[Dataset items]
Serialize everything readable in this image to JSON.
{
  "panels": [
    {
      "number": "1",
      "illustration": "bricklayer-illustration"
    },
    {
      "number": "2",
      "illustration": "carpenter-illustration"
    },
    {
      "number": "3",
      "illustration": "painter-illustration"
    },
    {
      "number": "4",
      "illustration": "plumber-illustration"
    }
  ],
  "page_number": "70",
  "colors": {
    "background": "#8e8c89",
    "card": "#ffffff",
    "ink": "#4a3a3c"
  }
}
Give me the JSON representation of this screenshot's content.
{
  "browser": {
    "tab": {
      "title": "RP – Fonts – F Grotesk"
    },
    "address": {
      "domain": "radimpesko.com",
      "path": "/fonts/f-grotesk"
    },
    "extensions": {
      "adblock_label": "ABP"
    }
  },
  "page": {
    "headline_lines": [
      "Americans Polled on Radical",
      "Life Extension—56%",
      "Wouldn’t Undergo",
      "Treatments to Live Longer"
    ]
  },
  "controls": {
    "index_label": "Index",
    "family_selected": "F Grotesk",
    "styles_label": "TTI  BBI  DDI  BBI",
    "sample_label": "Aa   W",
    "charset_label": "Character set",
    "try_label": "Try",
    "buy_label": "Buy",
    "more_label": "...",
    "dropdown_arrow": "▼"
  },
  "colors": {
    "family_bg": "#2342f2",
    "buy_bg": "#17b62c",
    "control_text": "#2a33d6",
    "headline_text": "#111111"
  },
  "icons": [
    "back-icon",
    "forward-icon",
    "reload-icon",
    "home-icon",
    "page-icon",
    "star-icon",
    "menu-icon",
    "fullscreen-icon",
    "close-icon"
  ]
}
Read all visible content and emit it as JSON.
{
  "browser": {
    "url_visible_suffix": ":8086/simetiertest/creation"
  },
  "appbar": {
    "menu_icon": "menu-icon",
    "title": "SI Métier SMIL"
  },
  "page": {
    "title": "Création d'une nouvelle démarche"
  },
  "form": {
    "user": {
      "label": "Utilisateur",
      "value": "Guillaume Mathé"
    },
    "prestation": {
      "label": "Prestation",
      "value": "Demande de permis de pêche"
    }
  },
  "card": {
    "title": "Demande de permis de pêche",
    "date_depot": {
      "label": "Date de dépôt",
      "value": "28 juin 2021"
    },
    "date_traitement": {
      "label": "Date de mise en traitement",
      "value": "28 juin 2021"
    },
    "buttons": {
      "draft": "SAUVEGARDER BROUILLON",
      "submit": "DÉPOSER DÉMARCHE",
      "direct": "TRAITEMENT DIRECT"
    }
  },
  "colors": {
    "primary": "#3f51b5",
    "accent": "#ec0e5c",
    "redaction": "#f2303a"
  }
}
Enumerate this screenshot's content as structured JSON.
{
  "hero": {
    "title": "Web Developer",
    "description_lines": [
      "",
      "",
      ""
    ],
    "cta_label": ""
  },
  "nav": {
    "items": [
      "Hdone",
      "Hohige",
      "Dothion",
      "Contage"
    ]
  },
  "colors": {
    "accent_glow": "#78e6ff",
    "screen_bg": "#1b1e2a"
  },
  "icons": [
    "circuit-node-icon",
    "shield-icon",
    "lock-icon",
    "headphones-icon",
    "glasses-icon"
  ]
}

Exercise instructions: Repeat each record in full; every line must match exactly.

Problem solution:
Serialize everything readable in this image to JSON.
{
  "panels": [
    {
      "number": "1",
      "illustration": "bricklayer-illustration"
    },
    {
      "number": "2",
      "illustration": "carpenter-illustration"
    },
    {
      "number": "3",
      "illustration": "painter-illustration"
    },
    {
      "number": "4",
      "illustration": "plumber-illustration"
    }
  ],
  "page_number": "70",
  "colors": {
    "background": "#8e8c89",
    "card": "#ffffff",
    "ink": "#4a3a3c"
  }
}
Give me the JSON representation of this screenshot's content.
{
  "browser": {
    "tab": {
      "title": "RP – Fonts – F Grotesk"
    },
    "address": {
      "domain": "radimpesko.com",
      "path": "/fonts/f-grotesk"
    },
    "extensions": {
      "adblock_label": "ABP"
    }
  },
  "page": {
    "headline_lines": [
      "Americans Polled on Radical",
      "Life Extension—56%",
      "Wouldn’t Undergo",
      "Treatments to Live Longer"
    ]
  },
  "controls": {
    "index_label": "Index",
    "family_selected": "F Grotesk",
    "styles_label": "TTI  BBI  DDI  BBI",
    "sample_label": "Aa   W",
    "charset_label": "Character set",
    "try_label": "Try",
    "buy_label": "Buy",
    "more_label": "...",
    "dropdown_arrow": "▼"
  },
  "colors": {
    "family_bg": "#2342f2",
    "buy_bg": "#17b62c",
    "control_text": "#2a33d6",
    "headline_text": "#111111"
  },
  "icons": [
    "back-icon",
    "forward-icon",
    "reload-icon",
    "home-icon",
    "page-icon",
    "star-icon",
    "menu-icon",
    "fullscreen-icon",
    "close-icon"
  ]
}
Read all visible content and emit it as JSON.
{
  "browser": {
    "url_visible_suffix": ":8086/simetiertest/creation"
  },
  "appbar": {
    "menu_icon": "menu-icon",
    "title": "SI Métier SMIL"
  },
  "page": {
    "title": "Création d'une nouvelle démarche"
  },
  "form": {
    "user": {
      "label": "Utilisateur",
      "value": "Guillaume Mathé"
    },
    "prestation": {
      "label": "Prestation",
      "value": "Demande de permis de pêche"
    }
  },
  "card": {
    "title": "Demande de permis de pêche",
    "date_depot": {
      "label": "Date de dépôt",
      "value": "28 juin 2021"
    },
    "date_traitement": {
      "label": "Date de mise en traitement",
      "value": "28 juin 2021"
    },
    "buttons": {
      "draft": "SAUVEGARDER BROUILLON",
      "submit": "DÉPOSER DÉMARCHE",
      "direct": "TRAITEMENT DIRECT"
    }
  },
  "colors": {
    "primary": "#3f51b5",
    "accent": "#ec0e5c",
    "redaction": "#f2303a"
  }
}
Enumerate this screenshot's content as structured JSON.
{
  "hero": {
    "title": "Web Developer",
    "description_lines": [
      "",
      "",
      ""
    ],
    "cta_label": ""
  },
  "nav": {
    "items": [
      "Hdone",
      "Hohige",
      "Dothion",
      "Contage"
    ]
  },
  "colors": {
    "accent_glow": "#78e6ff",
    "screen_bg": "#1b1e2a"
  },
  "icons": [
    "circuit-node-icon",
    "shield-icon",
    "lock-icon",
    "headphones-icon",
    "glasses-icon"
  ]
}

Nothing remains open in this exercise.